= DATA SHOWN =
- - - - - - -

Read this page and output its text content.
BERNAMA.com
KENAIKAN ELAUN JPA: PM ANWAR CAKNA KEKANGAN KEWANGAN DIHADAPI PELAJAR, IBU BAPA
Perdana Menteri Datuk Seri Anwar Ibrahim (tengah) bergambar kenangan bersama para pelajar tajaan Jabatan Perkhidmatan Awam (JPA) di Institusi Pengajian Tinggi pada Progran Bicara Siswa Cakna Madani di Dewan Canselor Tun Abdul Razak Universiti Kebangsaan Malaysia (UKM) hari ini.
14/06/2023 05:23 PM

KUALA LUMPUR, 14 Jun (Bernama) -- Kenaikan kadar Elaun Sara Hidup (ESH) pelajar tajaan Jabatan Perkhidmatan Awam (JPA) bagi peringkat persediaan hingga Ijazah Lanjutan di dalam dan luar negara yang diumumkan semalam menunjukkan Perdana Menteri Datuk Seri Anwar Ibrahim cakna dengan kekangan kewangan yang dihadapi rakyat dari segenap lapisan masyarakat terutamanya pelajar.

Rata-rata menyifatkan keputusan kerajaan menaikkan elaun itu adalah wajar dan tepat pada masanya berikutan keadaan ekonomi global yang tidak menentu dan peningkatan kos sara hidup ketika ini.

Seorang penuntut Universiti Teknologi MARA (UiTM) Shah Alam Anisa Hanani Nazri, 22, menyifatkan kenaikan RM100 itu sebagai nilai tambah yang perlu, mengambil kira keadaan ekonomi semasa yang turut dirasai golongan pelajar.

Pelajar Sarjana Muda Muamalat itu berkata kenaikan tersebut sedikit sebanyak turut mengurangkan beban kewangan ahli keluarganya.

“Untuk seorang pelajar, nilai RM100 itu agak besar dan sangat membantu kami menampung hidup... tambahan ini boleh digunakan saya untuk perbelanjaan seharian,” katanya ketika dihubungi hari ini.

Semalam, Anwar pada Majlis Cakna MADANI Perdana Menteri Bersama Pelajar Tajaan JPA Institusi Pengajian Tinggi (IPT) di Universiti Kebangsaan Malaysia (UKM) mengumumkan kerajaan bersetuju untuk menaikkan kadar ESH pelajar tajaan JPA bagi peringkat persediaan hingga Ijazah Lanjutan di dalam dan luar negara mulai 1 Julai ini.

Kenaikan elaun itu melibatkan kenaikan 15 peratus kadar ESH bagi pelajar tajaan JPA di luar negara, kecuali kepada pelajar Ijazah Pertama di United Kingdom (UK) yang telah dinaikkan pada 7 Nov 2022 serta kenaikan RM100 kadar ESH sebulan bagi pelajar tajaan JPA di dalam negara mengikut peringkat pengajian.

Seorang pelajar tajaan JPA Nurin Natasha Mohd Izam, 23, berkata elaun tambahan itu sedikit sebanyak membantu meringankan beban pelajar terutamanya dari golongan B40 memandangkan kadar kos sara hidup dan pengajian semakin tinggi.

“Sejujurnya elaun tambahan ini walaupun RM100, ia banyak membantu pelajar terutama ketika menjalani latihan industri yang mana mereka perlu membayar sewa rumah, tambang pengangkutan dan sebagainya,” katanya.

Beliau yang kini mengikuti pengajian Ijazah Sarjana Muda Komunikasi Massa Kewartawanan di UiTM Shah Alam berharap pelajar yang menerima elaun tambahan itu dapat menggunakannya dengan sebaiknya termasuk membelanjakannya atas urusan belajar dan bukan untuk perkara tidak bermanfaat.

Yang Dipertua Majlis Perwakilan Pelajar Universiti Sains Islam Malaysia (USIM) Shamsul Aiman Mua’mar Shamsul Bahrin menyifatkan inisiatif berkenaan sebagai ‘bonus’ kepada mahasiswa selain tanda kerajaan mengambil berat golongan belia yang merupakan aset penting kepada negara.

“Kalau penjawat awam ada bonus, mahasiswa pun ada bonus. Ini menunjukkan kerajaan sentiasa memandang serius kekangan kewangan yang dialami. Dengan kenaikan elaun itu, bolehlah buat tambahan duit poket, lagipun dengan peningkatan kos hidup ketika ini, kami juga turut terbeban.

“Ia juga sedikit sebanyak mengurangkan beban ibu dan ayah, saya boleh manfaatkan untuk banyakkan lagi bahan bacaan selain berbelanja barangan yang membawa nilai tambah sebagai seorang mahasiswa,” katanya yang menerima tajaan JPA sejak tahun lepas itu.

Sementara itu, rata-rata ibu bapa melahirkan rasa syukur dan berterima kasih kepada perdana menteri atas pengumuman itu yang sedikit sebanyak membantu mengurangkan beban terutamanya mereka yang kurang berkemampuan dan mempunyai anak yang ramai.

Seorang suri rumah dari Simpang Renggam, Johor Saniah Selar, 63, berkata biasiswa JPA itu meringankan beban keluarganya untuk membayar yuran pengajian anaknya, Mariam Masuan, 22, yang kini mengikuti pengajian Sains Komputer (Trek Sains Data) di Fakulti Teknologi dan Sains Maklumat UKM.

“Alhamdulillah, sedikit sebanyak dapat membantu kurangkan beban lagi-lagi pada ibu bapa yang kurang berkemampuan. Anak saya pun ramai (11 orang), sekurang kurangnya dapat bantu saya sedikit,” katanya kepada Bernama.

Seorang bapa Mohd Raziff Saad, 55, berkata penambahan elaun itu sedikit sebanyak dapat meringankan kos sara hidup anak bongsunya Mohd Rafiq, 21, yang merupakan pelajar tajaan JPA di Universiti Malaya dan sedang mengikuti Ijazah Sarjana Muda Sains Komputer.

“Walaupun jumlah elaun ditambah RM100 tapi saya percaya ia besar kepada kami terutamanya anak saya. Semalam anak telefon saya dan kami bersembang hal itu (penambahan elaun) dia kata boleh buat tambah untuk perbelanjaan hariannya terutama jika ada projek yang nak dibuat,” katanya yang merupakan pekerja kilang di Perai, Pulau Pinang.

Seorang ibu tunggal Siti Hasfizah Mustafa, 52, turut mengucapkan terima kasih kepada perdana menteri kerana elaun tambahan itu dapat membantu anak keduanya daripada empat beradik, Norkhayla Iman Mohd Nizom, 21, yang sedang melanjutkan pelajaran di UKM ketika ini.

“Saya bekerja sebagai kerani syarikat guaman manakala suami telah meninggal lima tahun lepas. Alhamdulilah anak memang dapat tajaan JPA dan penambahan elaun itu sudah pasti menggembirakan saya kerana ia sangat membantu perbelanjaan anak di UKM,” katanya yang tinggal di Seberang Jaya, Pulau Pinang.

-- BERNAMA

- - - - - - -

= EXERCISE BRIEF =
Exactly as they are written, print the entries again.

= FINAL RESULT =
Read this page and output its text content.
BERNAMA.com
KENAIKAN ELAUN JPA: PM ANWAR CAKNA KEKANGAN KEWANGAN DIHADAPI PELAJAR, IBU BAPA
Perdana Menteri Datuk Seri Anwar Ibrahim (tengah) bergambar kenangan bersama para pelajar tajaan Jabatan Perkhidmatan Awam (JPA) di Institusi Pengajian Tinggi pada Progran Bicara Siswa Cakna Madani di Dewan Canselor Tun Abdul Razak Universiti Kebangsaan Malaysia (UKM) hari ini.
14/06/2023 05:23 PM

KUALA LUMPUR, 14 Jun (Bernama) -- Kenaikan kadar Elaun Sara Hidup (ESH) pelajar tajaan Jabatan Perkhidmatan Awam (JPA) bagi peringkat persediaan hingga Ijazah Lanjutan di dalam dan luar negara yang diumumkan semalam menunjukkan Perdana Menteri Datuk Seri Anwar Ibrahim cakna dengan kekangan kewangan yang dihadapi rakyat dari segenap lapisan masyarakat terutamanya pelajar.

Rata-rata menyifatkan keputusan kerajaan menaikkan elaun itu adalah wajar dan tepat pada masanya berikutan keadaan ekonomi global yang tidak menentu dan peningkatan kos sara hidup ketika ini.

Seorang penuntut Universiti Teknologi MARA (UiTM) Shah Alam Anisa Hanani Nazri, 22, menyifatkan kenaikan RM100 itu sebagai nilai tambah yang perlu, mengambil kira keadaan ekonomi semasa yang turut dirasai golongan pelajar.

Pelajar Sarjana Muda Muamalat itu berkata kenaikan tersebut sedikit sebanyak turut mengurangkan beban kewangan ahli keluarganya.

“Untuk seorang pelajar, nilai RM100 itu agak besar dan sangat membantu kami menampung hidup... tambahan ini boleh digunakan saya untuk perbelanjaan seharian,” katanya ketika dihubungi hari ini.

Semalam, Anwar pada Majlis Cakna MADANI Perdana Menteri Bersama Pelajar Tajaan JPA Institusi Pengajian Tinggi (IPT) di Universiti Kebangsaan Malaysia (UKM) mengumumkan kerajaan bersetuju untuk menaikkan kadar ESH pelajar tajaan JPA bagi peringkat persediaan hingga Ijazah Lanjutan di dalam dan luar negara mulai 1 Julai ini.

Kenaikan elaun itu melibatkan kenaikan 15 peratus kadar ESH bagi pelajar tajaan JPA di luar negara, kecuali kepada pelajar Ijazah Pertama di United Kingdom (UK) yang telah dinaikkan pada 7 Nov 2022 serta kenaikan RM100 kadar ESH sebulan bagi pelajar tajaan JPA di dalam negara mengikut peringkat pengajian.

Seorang pelajar tajaan JPA Nurin Natasha Mohd Izam, 23, berkata elaun tambahan itu sedikit sebanyak membantu meringankan beban pelajar terutamanya dari golongan B40 memandangkan kadar kos sara hidup dan pengajian semakin tinggi.

“Sejujurnya elaun tambahan ini walaupun RM100, ia banyak membantu pelajar terutama ketika menjalani latihan industri yang mana mereka perlu membayar sewa rumah, tambang pengangkutan dan sebagainya,” katanya.

Beliau yang kini mengikuti pengajian Ijazah Sarjana Muda Komunikasi Massa Kewartawanan di UiTM Shah Alam berharap pelajar yang menerima elaun tambahan itu dapat menggunakannya dengan sebaiknya termasuk membelanjakannya atas urusan belajar dan bukan untuk perkara tidak bermanfaat.

Yang Dipertua Majlis Perwakilan Pelajar Universiti Sains Islam Malaysia (USIM) Shamsul Aiman Mua’mar Shamsul Bahrin menyifatkan inisiatif berkenaan sebagai ‘bonus’ kepada mahasiswa selain tanda kerajaan mengambil berat golongan belia yang merupakan aset penting kepada negara.

“Kalau penjawat awam ada bonus, mahasiswa pun ada bonus. Ini menunjukkan kerajaan sentiasa memandang serius kekangan kewangan yang dialami. Dengan kenaikan elaun itu, bolehlah buat tambahan duit poket, lagipun dengan peningkatan kos hidup ketika ini, kami juga turut terbeban.

“Ia juga sedikit sebanyak mengurangkan beban ibu dan ayah, saya boleh manfaatkan untuk banyakkan lagi bahan bacaan selain berbelanja barangan yang membawa nilai tambah sebagai seorang mahasiswa,” katanya yang menerima tajaan JPA sejak tahun lepas itu.

Sementara itu, rata-rata ibu bapa melahirkan rasa syukur dan berterima kasih kepada perdana menteri atas pengumuman itu yang sedikit sebanyak membantu mengurangkan beban terutamanya mereka yang kurang berkemampuan dan mempunyai anak yang ramai.

Seorang suri rumah dari Simpang Renggam, Johor Saniah Selar, 63, berkata biasiswa JPA itu meringankan beban keluarganya untuk membayar yuran pengajian anaknya, Mariam Masuan, 22, yang kini mengikuti pengajian Sains Komputer (Trek Sains Data) di Fakulti Teknologi dan Sains Maklumat UKM.

“Alhamdulillah, sedikit sebanyak dapat membantu kurangkan beban lagi-lagi pada ibu bapa yang kurang berkemampuan. Anak saya pun ramai (11 orang), sekurang kurangnya dapat bantu saya sedikit,” katanya kepada Bernama.

Seorang bapa Mohd Raziff Saad, 55, berkata penambahan elaun itu sedikit sebanyak dapat meringankan kos sara hidup anak bongsunya Mohd Rafiq, 21, yang merupakan pelajar tajaan JPA di Universiti Malaya dan sedang mengikuti Ijazah Sarjana Muda Sains Komputer.

“Walaupun jumlah elaun ditambah RM100 tapi saya percaya ia besar kepada kami terutamanya anak saya. Semalam anak telefon saya dan kami bersembang hal itu (penambahan elaun) dia kata boleh buat tambah untuk perbelanjaan hariannya terutama jika ada projek yang nak dibuat,” katanya yang merupakan pekerja kilang di Perai, Pulau Pinang.

Seorang ibu tunggal Siti Hasfizah Mustafa, 52, turut mengucapkan terima kasih kepada perdana menteri kerana elaun tambahan itu dapat membantu anak keduanya daripada empat beradik, Norkhayla Iman Mohd Nizom, 21, yang sedang melanjutkan pelajaran di UKM ketika ini.

“Saya bekerja sebagai kerani syarikat guaman manakala suami telah meninggal lima tahun lepas. Alhamdulilah anak memang dapat tajaan JPA dan penambahan elaun itu sudah pasti menggembirakan saya kerana ia sangat membantu perbelanjaan anak di UKM,” katanya yang tinggal di Seberang Jaya, Pulau Pinang.

-- BERNAMA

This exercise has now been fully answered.